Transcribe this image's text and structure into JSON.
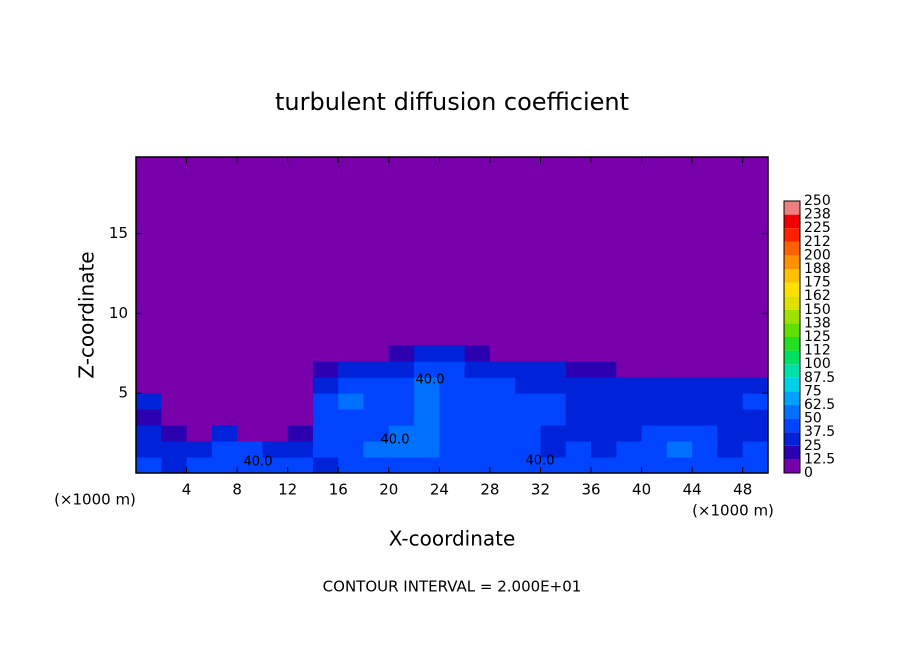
{
  "chart_data": {
    "type": "contour",
    "title": "turbulent diffusion coefficient",
    "xlabel": "X-coordinate",
    "ylabel": "Z-coordinate",
    "x_unit_label": "(×1000 m)",
    "footer": "CONTOUR INTERVAL = 2.000E+01",
    "contour_labels": [
      "40.0",
      "40.0",
      "40.0",
      "40.0"
    ],
    "xlim": [
      0,
      50
    ],
    "ylim": [
      0,
      19.8
    ],
    "xticks": [
      4,
      8,
      12,
      16,
      20,
      24,
      28,
      32,
      36,
      40,
      44,
      48
    ],
    "yticks": [
      5,
      10,
      15
    ],
    "x": [
      1,
      3,
      5,
      7,
      9,
      11,
      13,
      15,
      17,
      19,
      21,
      23,
      25,
      27,
      29,
      31,
      33,
      35,
      37,
      39,
      41,
      43,
      45,
      47,
      49
    ],
    "y": [
      0.5,
      1.5,
      2.5,
      3.5,
      4.5,
      5.5,
      6.5,
      7.5
    ],
    "z": [
      [
        40,
        30,
        40,
        40,
        45,
        40,
        40,
        35,
        40,
        45,
        45,
        45,
        40,
        45,
        40,
        40,
        40,
        40,
        45,
        40,
        40,
        45,
        40,
        40,
        40
      ],
      [
        35,
        30,
        35,
        40,
        40,
        35,
        30,
        40,
        45,
        50,
        50,
        55,
        45,
        40,
        40,
        40,
        35,
        40,
        35,
        40,
        40,
        50,
        40,
        35,
        40
      ],
      [
        30,
        20,
        10,
        30,
        10,
        5,
        20,
        45,
        45,
        45,
        50,
        55,
        45,
        40,
        40,
        40,
        35,
        35,
        30,
        35,
        40,
        45,
        40,
        30,
        35
      ],
      [
        20,
        10,
        5,
        5,
        5,
        5,
        10,
        40,
        45,
        40,
        45,
        50,
        45,
        40,
        40,
        40,
        40,
        30,
        30,
        35,
        30,
        35,
        35,
        30,
        35
      ],
      [
        30,
        10,
        5,
        5,
        5,
        5,
        10,
        40,
        50,
        45,
        45,
        50,
        45,
        45,
        40,
        40,
        40,
        35,
        30,
        30,
        30,
        35,
        35,
        30,
        40
      ],
      [
        5,
        0,
        0,
        0,
        0,
        0,
        5,
        35,
        45,
        40,
        40,
        50,
        45,
        40,
        40,
        35,
        30,
        30,
        30,
        30,
        30,
        30,
        30,
        30,
        30
      ],
      [
        0,
        0,
        0,
        0,
        0,
        0,
        0,
        20,
        30,
        35,
        35,
        40,
        40,
        35,
        30,
        30,
        30,
        20,
        15,
        10,
        5,
        5,
        5,
        5,
        5
      ],
      [
        0,
        0,
        0,
        0,
        0,
        0,
        0,
        0,
        5,
        10,
        15,
        25,
        30,
        15,
        5,
        5,
        0,
        0,
        0,
        0,
        0,
        0,
        0,
        0,
        0
      ]
    ],
    "levels": [
      0,
      12.5,
      25,
      37.5,
      50,
      62.5,
      75,
      87.5,
      100,
      112,
      125,
      138,
      150,
      162,
      175,
      188,
      200,
      212,
      225,
      238,
      250
    ],
    "colors": [
      "#7700aa",
      "#2a00b0",
      "#0022d8",
      "#0044ff",
      "#0070ff",
      "#00a0ff",
      "#00d0e8",
      "#00e0a8",
      "#00e060",
      "#20e020",
      "#60e000",
      "#a0e000",
      "#e0e000",
      "#ffe000",
      "#ffc000",
      "#ff9000",
      "#ff6000",
      "#ff2000",
      "#f00000",
      "#f08080"
    ]
  }
}
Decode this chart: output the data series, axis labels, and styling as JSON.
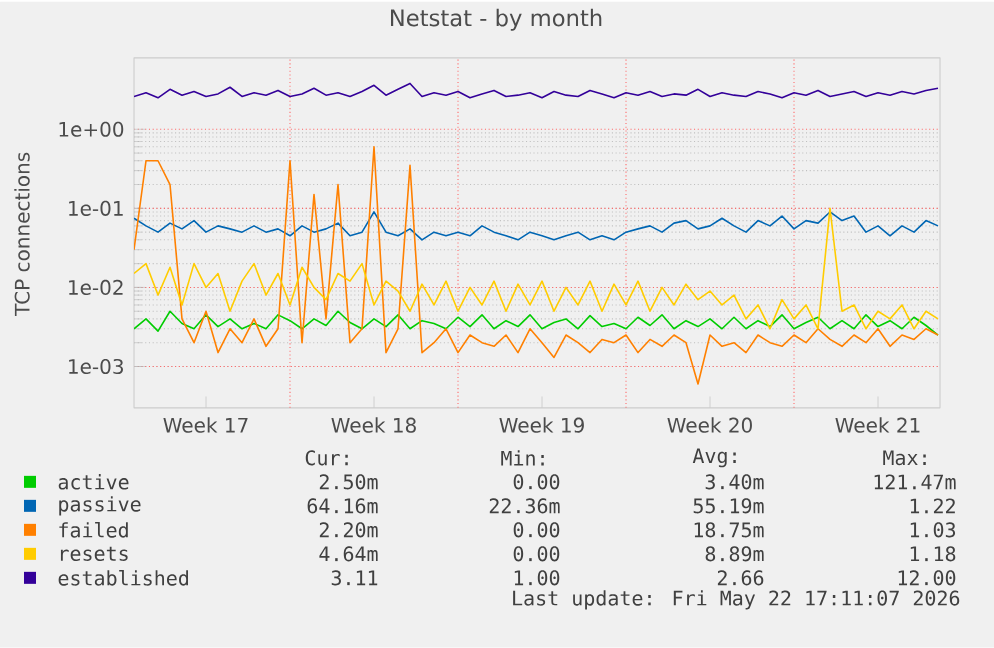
{
  "chart_data": {
    "type": "line",
    "title": "Netstat - by month",
    "ylabel": "TCP connections",
    "x": [
      "2026-04-20T12:00",
      "2026-04-21T00:00",
      "2026-04-21T12:00",
      "2026-04-22T00:00",
      "2026-04-22T12:00",
      "2026-04-23T00:00",
      "2026-04-23T12:00",
      "2026-04-24T00:00",
      "2026-04-24T12:00",
      "2026-04-25T00:00",
      "2026-04-25T12:00",
      "2026-04-26T00:00",
      "2026-04-26T12:00",
      "2026-04-27T00:00",
      "2026-04-27T12:00",
      "2026-04-28T00:00",
      "2026-04-28T12:00",
      "2026-04-29T00:00",
      "2026-04-29T12:00",
      "2026-04-30T00:00",
      "2026-04-30T12:00",
      "2026-05-01T00:00",
      "2026-05-01T12:00",
      "2026-05-02T00:00",
      "2026-05-02T12:00",
      "2026-05-03T00:00",
      "2026-05-03T12:00",
      "2026-05-04T00:00",
      "2026-05-04T12:00",
      "2026-05-05T00:00",
      "2026-05-05T12:00",
      "2026-05-06T00:00",
      "2026-05-06T12:00",
      "2026-05-07T00:00",
      "2026-05-07T12:00",
      "2026-05-08T00:00",
      "2026-05-08T12:00",
      "2026-05-09T00:00",
      "2026-05-09T12:00",
      "2026-05-10T00:00",
      "2026-05-10T12:00",
      "2026-05-11T00:00",
      "2026-05-11T12:00",
      "2026-05-12T00:00",
      "2026-05-12T12:00",
      "2026-05-13T00:00",
      "2026-05-13T12:00",
      "2026-05-14T00:00",
      "2026-05-14T12:00",
      "2026-05-15T00:00",
      "2026-05-15T12:00",
      "2026-05-16T00:00",
      "2026-05-16T12:00",
      "2026-05-17T00:00",
      "2026-05-17T12:00",
      "2026-05-18T00:00",
      "2026-05-18T12:00",
      "2026-05-19T00:00",
      "2026-05-19T12:00",
      "2026-05-20T00:00",
      "2026-05-20T12:00",
      "2026-05-21T00:00",
      "2026-05-21T12:00",
      "2026-05-22T00:00",
      "2026-05-22T12:00",
      "2026-05-23T00:00",
      "2026-05-23T12:00",
      "2026-05-24T00:00"
    ],
    "xlim": [
      "2026-04-20T12:00",
      "2026-05-24T02:00"
    ],
    "xticks": [
      {
        "value": "2026-04-23T12:00",
        "label": "Week 17"
      },
      {
        "value": "2026-04-27T00:00",
        "label": null
      },
      {
        "value": "2026-04-30T12:00",
        "label": "Week 18"
      },
      {
        "value": "2026-05-04T00:00",
        "label": null
      },
      {
        "value": "2026-05-07T12:00",
        "label": "Week 19"
      },
      {
        "value": "2026-05-11T00:00",
        "label": null
      },
      {
        "value": "2026-05-14T12:00",
        "label": "Week 20"
      },
      {
        "value": "2026-05-18T00:00",
        "label": null
      },
      {
        "value": "2026-05-21T12:00",
        "label": "Week 21"
      }
    ],
    "ylim": [
      0.0003,
      8
    ],
    "log": "y",
    "yticks": [
      {
        "value": 0.001,
        "label": "1e-03"
      },
      {
        "value": 0.01,
        "label": "1e-02"
      },
      {
        "value": 0.1,
        "label": "1e-01"
      },
      {
        "value": 1,
        "label": "1e+00"
      }
    ],
    "grid": true,
    "legend": "bottom",
    "series": [
      {
        "name": "active",
        "color": "#00cc00",
        "values": [
          0.003,
          0.004,
          0.0028,
          0.005,
          0.0035,
          0.003,
          0.0045,
          0.0032,
          0.004,
          0.003,
          0.0035,
          0.003,
          0.0045,
          0.0038,
          0.003,
          0.004,
          0.0033,
          0.005,
          0.0036,
          0.003,
          0.004,
          0.0032,
          0.0045,
          0.003,
          0.0038,
          0.0035,
          0.003,
          0.0042,
          0.0032,
          0.0045,
          0.003,
          0.0038,
          0.0032,
          0.0045,
          0.003,
          0.0036,
          0.004,
          0.003,
          0.0044,
          0.0032,
          0.0035,
          0.003,
          0.0042,
          0.0033,
          0.0045,
          0.003,
          0.0038,
          0.0032,
          0.004,
          0.003,
          0.0042,
          0.003,
          0.0038,
          0.0032,
          0.0045,
          0.003,
          0.0036,
          0.0042,
          0.003,
          0.0038,
          0.003,
          0.0045,
          0.0032,
          0.0038,
          0.003,
          0.0042,
          0.0033,
          0.0025
        ]
      },
      {
        "name": "passive",
        "color": "#0066b3",
        "values": [
          0.075,
          0.06,
          0.05,
          0.065,
          0.055,
          0.07,
          0.05,
          0.06,
          0.055,
          0.05,
          0.06,
          0.05,
          0.055,
          0.045,
          0.06,
          0.05,
          0.055,
          0.065,
          0.045,
          0.05,
          0.09,
          0.05,
          0.045,
          0.055,
          0.04,
          0.05,
          0.045,
          0.05,
          0.045,
          0.06,
          0.05,
          0.045,
          0.04,
          0.05,
          0.045,
          0.04,
          0.045,
          0.05,
          0.04,
          0.045,
          0.04,
          0.05,
          0.055,
          0.06,
          0.05,
          0.065,
          0.07,
          0.055,
          0.06,
          0.075,
          0.06,
          0.05,
          0.07,
          0.06,
          0.08,
          0.055,
          0.07,
          0.065,
          0.09,
          0.07,
          0.08,
          0.05,
          0.06,
          0.045,
          0.06,
          0.05,
          0.07,
          0.06
        ]
      },
      {
        "name": "failed",
        "color": "#ff8000",
        "values": [
          0.03,
          0.4,
          0.4,
          0.2,
          0.004,
          0.002,
          0.005,
          0.0015,
          0.003,
          0.002,
          0.004,
          0.0018,
          0.003,
          0.4,
          0.002,
          0.15,
          0.004,
          0.2,
          0.002,
          0.003,
          0.6,
          0.0015,
          0.003,
          0.35,
          0.0015,
          0.002,
          0.003,
          0.0015,
          0.0025,
          0.002,
          0.0018,
          0.0025,
          0.0015,
          0.003,
          0.002,
          0.0013,
          0.0025,
          0.002,
          0.0015,
          0.0022,
          0.002,
          0.0025,
          0.0015,
          0.0022,
          0.0018,
          0.0025,
          0.002,
          0.0006,
          0.0025,
          0.0018,
          0.002,
          0.0015,
          0.0025,
          0.002,
          0.0018,
          0.0025,
          0.002,
          0.003,
          0.0022,
          0.0018,
          0.0025,
          0.002,
          0.003,
          0.0018,
          0.0025,
          0.0022,
          0.003,
          0.0025
        ]
      },
      {
        "name": "resets",
        "color": "#ffcc00",
        "values": [
          0.015,
          0.02,
          0.008,
          0.018,
          0.006,
          0.02,
          0.01,
          0.015,
          0.005,
          0.012,
          0.02,
          0.008,
          0.015,
          0.006,
          0.018,
          0.01,
          0.007,
          0.015,
          0.012,
          0.02,
          0.006,
          0.012,
          0.009,
          0.005,
          0.011,
          0.006,
          0.012,
          0.005,
          0.01,
          0.006,
          0.012,
          0.005,
          0.011,
          0.006,
          0.012,
          0.005,
          0.01,
          0.006,
          0.012,
          0.005,
          0.011,
          0.006,
          0.012,
          0.005,
          0.01,
          0.006,
          0.011,
          0.007,
          0.009,
          0.006,
          0.008,
          0.004,
          0.006,
          0.003,
          0.007,
          0.004,
          0.006,
          0.003,
          0.1,
          0.005,
          0.006,
          0.003,
          0.005,
          0.004,
          0.006,
          0.003,
          0.005,
          0.004
        ]
      },
      {
        "name": "established",
        "color": "#330099",
        "values": [
          2.6,
          2.9,
          2.5,
          3.2,
          2.7,
          3.0,
          2.6,
          2.8,
          3.4,
          2.6,
          2.9,
          2.7,
          3.1,
          2.6,
          2.8,
          3.3,
          2.7,
          2.9,
          2.6,
          3.0,
          3.6,
          2.7,
          3.2,
          3.8,
          2.6,
          2.9,
          2.7,
          3.0,
          2.5,
          2.8,
          3.1,
          2.6,
          2.7,
          2.9,
          2.5,
          3.0,
          2.7,
          2.6,
          3.1,
          2.8,
          2.5,
          2.9,
          2.7,
          3.0,
          2.6,
          2.8,
          2.7,
          3.2,
          2.6,
          2.9,
          2.7,
          2.6,
          3.0,
          2.8,
          2.5,
          2.9,
          2.7,
          3.1,
          2.6,
          2.8,
          3.0,
          2.6,
          2.9,
          2.7,
          3.0,
          2.8,
          3.1,
          3.3
        ]
      }
    ],
    "annotations": [
      "Cur:",
      "Min:",
      "Avg:",
      "Max:",
      "2.50m",
      "0.00",
      "3.40m",
      "121.47m",
      "64.16m",
      "22.36m",
      "55.19m",
      "1.22",
      "2.20m",
      "0.00",
      "18.75m",
      "1.03",
      "4.64m",
      "0.00",
      "8.89m",
      "1.18",
      "3.11",
      "1.00",
      "2.66",
      "12.00",
      "Last update: Fri May 22 17:11:07 2026"
    ]
  }
}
☆ ☆ ☆ ☆ ☆ ☆ ☆
- [Short exercise]:
Copy each line that holds the word "Week".

- [Final result]:
        "label": "Week 17"
        "label": "Week 18"
        "label": "Week 19"
        "label": "Week 20"
        "label": "Week 21"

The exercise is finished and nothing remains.